■ The task:
What follows is a listing to be transcribed exactly.

■ Records shown:
• • • •
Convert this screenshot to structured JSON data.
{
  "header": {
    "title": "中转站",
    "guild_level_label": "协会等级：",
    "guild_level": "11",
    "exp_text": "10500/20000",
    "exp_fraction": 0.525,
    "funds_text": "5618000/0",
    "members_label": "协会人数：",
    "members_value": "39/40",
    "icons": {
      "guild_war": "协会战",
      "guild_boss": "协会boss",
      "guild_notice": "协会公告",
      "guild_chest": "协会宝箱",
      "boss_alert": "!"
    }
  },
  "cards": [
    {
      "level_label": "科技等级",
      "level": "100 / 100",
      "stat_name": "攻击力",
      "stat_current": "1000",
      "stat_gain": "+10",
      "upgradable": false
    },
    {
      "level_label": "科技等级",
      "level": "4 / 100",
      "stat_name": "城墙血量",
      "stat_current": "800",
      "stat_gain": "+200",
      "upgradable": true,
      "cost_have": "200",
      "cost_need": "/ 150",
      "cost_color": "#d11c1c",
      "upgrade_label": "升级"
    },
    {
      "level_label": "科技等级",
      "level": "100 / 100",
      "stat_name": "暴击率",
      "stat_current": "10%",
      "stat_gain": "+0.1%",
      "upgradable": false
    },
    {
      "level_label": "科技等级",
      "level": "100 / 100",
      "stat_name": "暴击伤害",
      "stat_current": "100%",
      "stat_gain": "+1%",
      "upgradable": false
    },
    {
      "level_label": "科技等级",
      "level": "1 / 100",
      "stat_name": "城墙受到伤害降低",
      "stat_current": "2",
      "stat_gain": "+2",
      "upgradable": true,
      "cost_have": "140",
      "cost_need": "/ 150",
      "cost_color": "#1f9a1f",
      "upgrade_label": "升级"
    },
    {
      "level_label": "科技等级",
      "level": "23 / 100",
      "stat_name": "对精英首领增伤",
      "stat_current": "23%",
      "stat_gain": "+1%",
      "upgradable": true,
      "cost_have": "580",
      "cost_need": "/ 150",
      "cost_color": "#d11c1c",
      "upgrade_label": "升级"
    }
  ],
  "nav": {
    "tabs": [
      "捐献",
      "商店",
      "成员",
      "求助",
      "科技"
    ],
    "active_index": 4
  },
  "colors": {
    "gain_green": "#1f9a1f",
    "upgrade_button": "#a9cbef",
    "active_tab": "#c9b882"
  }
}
• • • •
■ Expected answer:
Convert this screenshot to structured JSON data.
{
  "header": {
    "title": "中转站",
    "guild_level_label": "协会等级：",
    "guild_level": "11",
    "exp_text": "10500/20000",
    "exp_fraction": 0.525,
    "funds_text": "5618000/0",
    "members_label": "协会人数：",
    "members_value": "39/40",
    "icons": {
      "guild_war": "协会战",
      "guild_boss": "协会boss",
      "guild_notice": "协会公告",
      "guild_chest": "协会宝箱",
      "boss_alert": "!"
    }
  },
  "cards": [
    {
      "level_label": "科技等级",
      "level": "100 / 100",
      "stat_name": "攻击力",
      "stat_current": "1000",
      "stat_gain": "+10",
      "upgradable": false
    },
    {
      "level_label": "科技等级",
      "level": "4 / 100",
      "stat_name": "城墙血量",
      "stat_current": "800",
      "stat_gain": "+200",
      "upgradable": true,
      "cost_have": "200",
      "cost_need": "/ 150",
      "cost_color": "#d11c1c",
      "upgrade_label": "升级"
    },
    {
      "level_label": "科技等级",
      "level": "100 / 100",
      "stat_name": "暴击率",
      "stat_current": "10%",
      "stat_gain": "+0.1%",
      "upgradable": false
    },
    {
      "level_label": "科技等级",
      "level": "100 / 100",
      "stat_name": "暴击伤害",
      "stat_current": "100%",
      "stat_gain": "+1%",
      "upgradable": false
    },
    {
      "level_label": "科技等级",
      "level": "1 / 100",
      "stat_name": "城墙受到伤害降低",
      "stat_current": "2",
      "stat_gain": "+2",
      "upgradable": true,
      "cost_have": "140",
      "cost_need": "/ 150",
      "cost_color": "#1f9a1f",
      "upgrade_label": "升级"
    },
    {
      "level_label": "科技等级",
      "level": "23 / 100",
      "stat_name": "对精英首领增伤",
      "stat_current": "23%",
      "stat_gain": "+1%",
      "upgradable": true,
      "cost_have": "580",
      "cost_need": "/ 150",
      "cost_color": "#d11c1c",
      "upgrade_label": "升级"
    }
  ],
  "nav": {
    "tabs": [
      "捐献",
      "商店",
      "成员",
      "求助",
      "科技"
    ],
    "active_index": 4
  },
  "colors": {
    "gain_green": "#1f9a1f",
    "upgrade_button": "#a9cbef",
    "active_tab": "#c9b882"
  }
}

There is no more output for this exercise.